**Given task**: Repeat every entry word for word, skipping the pictures.

**Information shown**:
<<<<
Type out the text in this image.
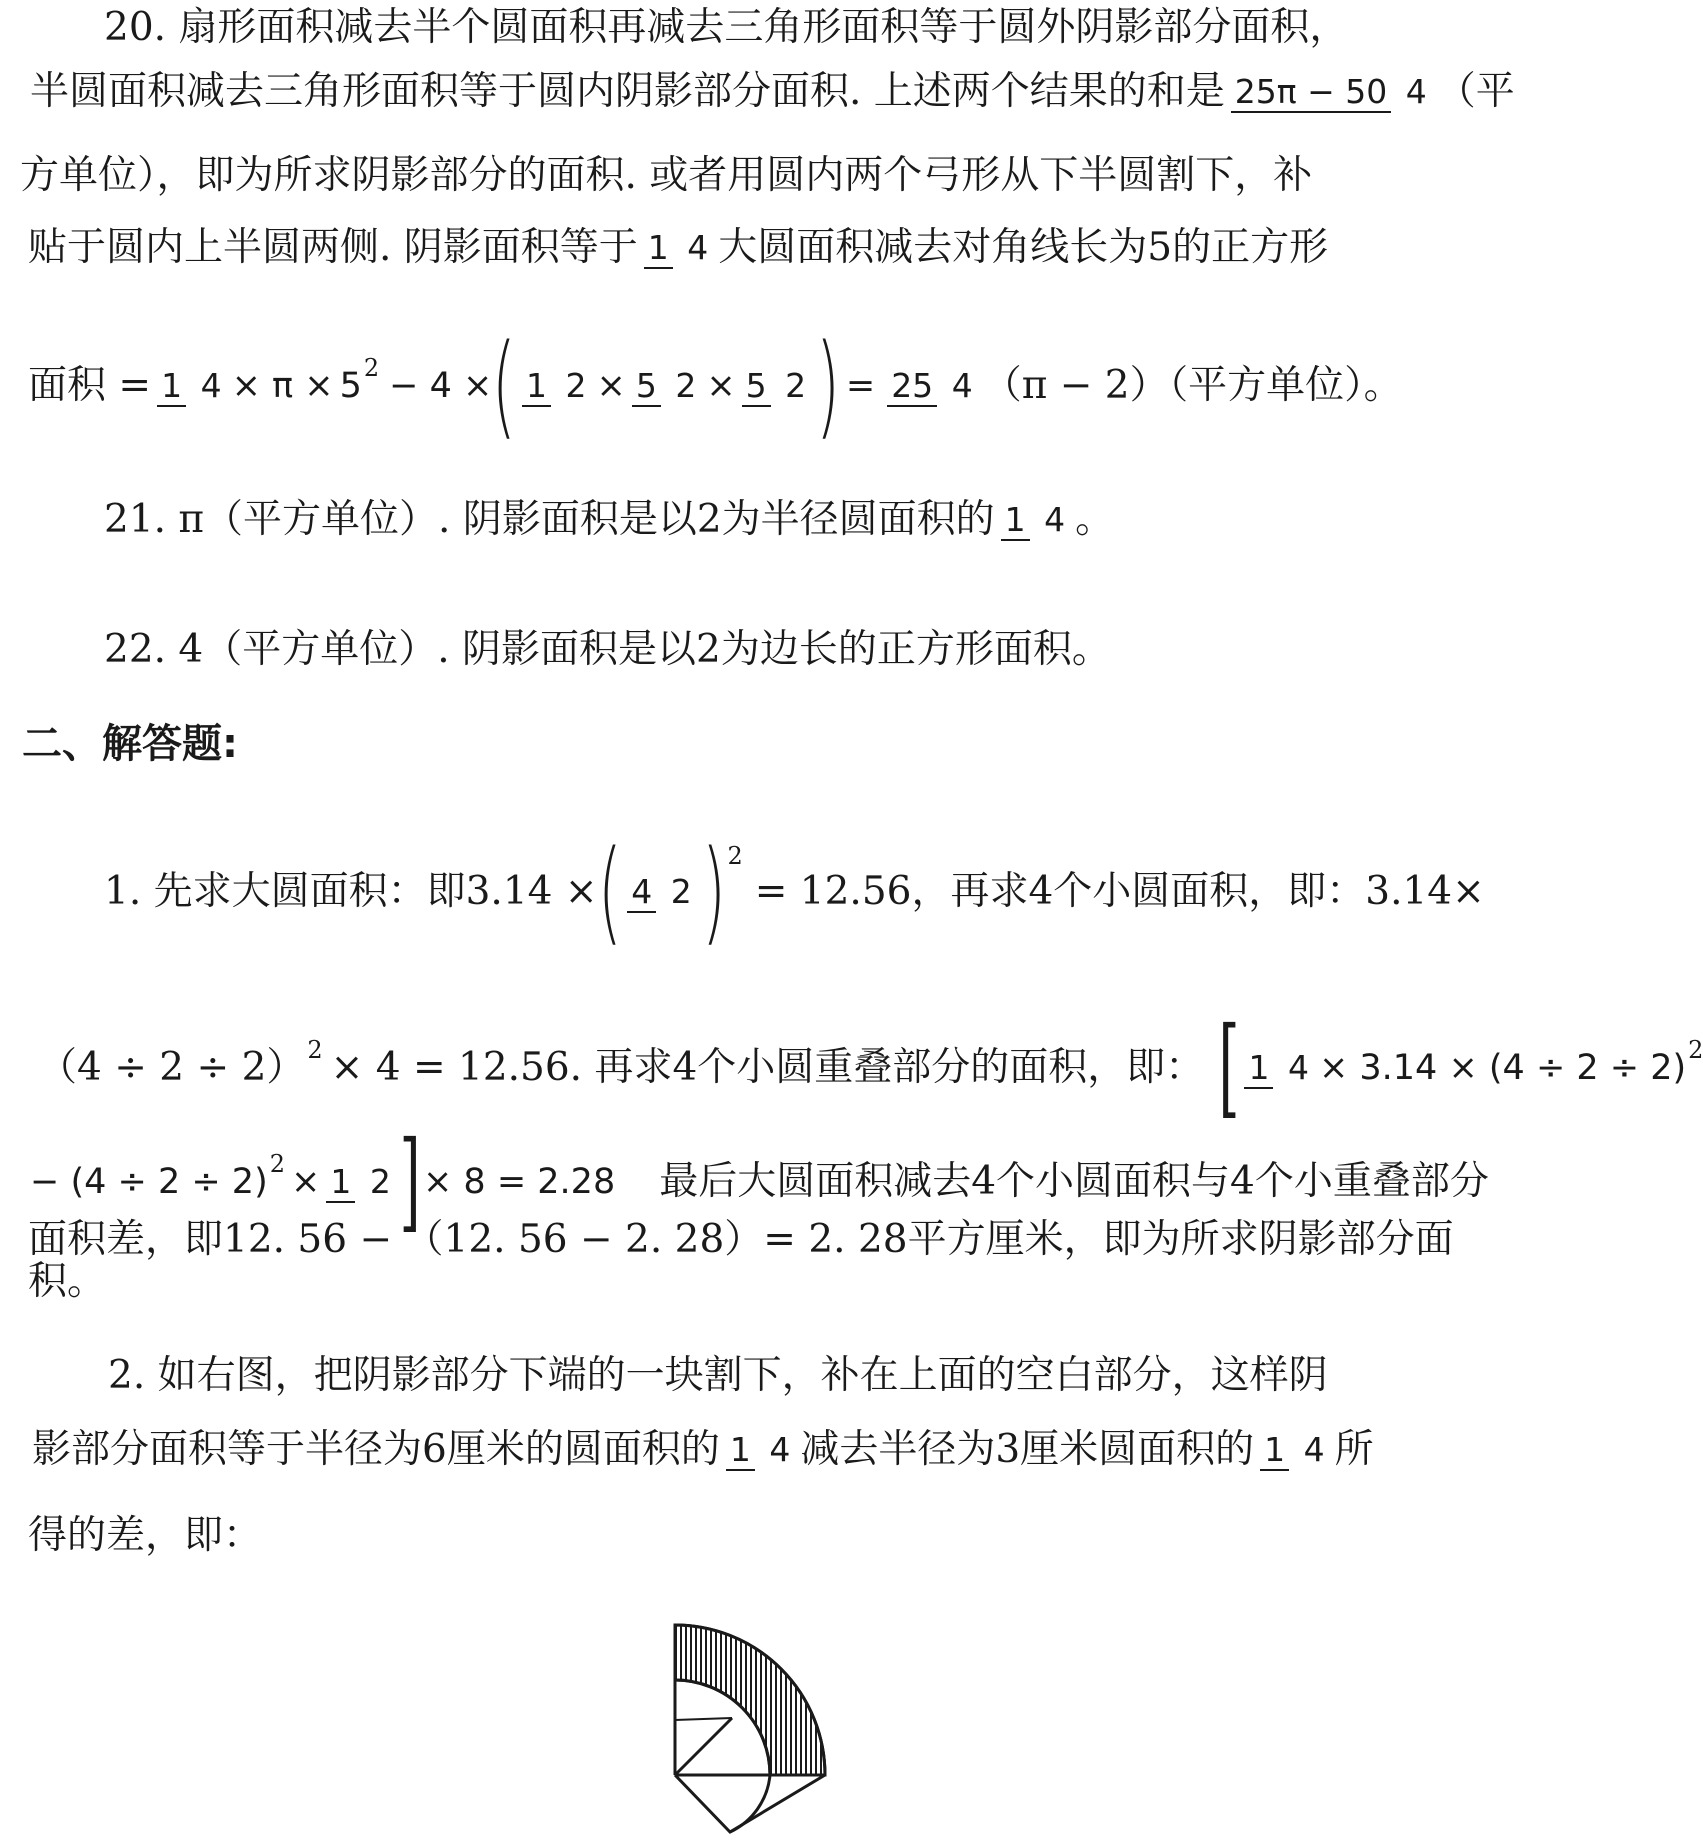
20. 扇形面积减去半个圆面积再减去三角形面积等于圆外阴影部分面积，
半圆面积减去三角形面积等于圆内阴影部分面积. 上述两个结果的和是 25π − 50 4 （平
方单位），即为所求阴影部分的面积. 或者用圆内两个弓形从下半圆割下，补
贴于圆内上半圆两侧. 阴影面积等于 1 4 大圆面积减去对角线长为5的正方形
面积 = 1 4 × π × 5 2 − 4 × ( 1 2 × 5 2 × 5 2 ) = 25 4 （π − 2）（平方单位）。
21. π（平方单位）. 阴影面积是以2为半径圆面积的 1 4 。
22. 4（平方单位）. 阴影面积是以2为边长的正方形面积。
二、解答题:
1. 先求大圆面积：即3.14 × ( 4 2 ) 2
= 12.56，再求4个小圆面积，即：3.14×
（4 ÷ 2 ÷ 2） 2 × 4 = 12.56. 再求4个小圆重叠部分的面积，即： [ 1 4 × 3.14 × (4 ÷ 2 ÷ 2) 2
− (4 ÷ 2 ÷ 2) 2 × 1 2 ] × 8 = 2.28 最后大圆面积减去4个小圆面积与4个小重叠部分
面积差，即12. 56 − （12. 56 − 2. 28）= 2. 28平方厘米，即为所求阴影部分面
积。
2. 如右图，把阴影部分下端的一块割下，补在上面的空白部分，这样阴
影部分面积等于半径为6厘米的圆面积的 1 4 减去半径为3厘米圆面积的 1 4 所
得的差，即：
>>>>
**Correct response**:
Type out the text in this image.
20. 扇形面积减去半个圆面积再减去三角形面积等于圆外阴影部分面积，
半圆面积减去三角形面积等于圆内阴影部分面积. 上述两个结果的和是 25π − 50 4 （平
方单位），即为所求阴影部分的面积. 或者用圆内两个弓形从下半圆割下，补
贴于圆内上半圆两侧. 阴影面积等于 1 4 大圆面积减去对角线长为5的正方形
面积 = 1 4 × π × 5 2 − 4 × ( 1 2 × 5 2 × 5 2 ) = 25 4 （π − 2）（平方单位）。
21. π（平方单位）. 阴影面积是以2为半径圆面积的 1 4 。
22. 4（平方单位）. 阴影面积是以2为边长的正方形面积。
二、解答题:
1. 先求大圆面积：即3.14 × ( 4 2 ) 2
= 12.56，再求4个小圆面积，即：3.14×
（4 ÷ 2 ÷ 2） 2 × 4 = 12.56. 再求4个小圆重叠部分的面积，即： [ 1 4 × 3.14 × (4 ÷ 2 ÷ 2) 2
− (4 ÷ 2 ÷ 2) 2 × 1 2 ] × 8 = 2.28 最后大圆面积减去4个小圆面积与4个小重叠部分
面积差，即12. 56 − （12. 56 − 2. 28）= 2. 28平方厘米，即为所求阴影部分面
积。
2. 如右图，把阴影部分下端的一块割下，补在上面的空白部分，这样阴
影部分面积等于半径为6厘米的圆面积的 1 4 减去半径为3厘米圆面积的 1 4 所
得的差，即：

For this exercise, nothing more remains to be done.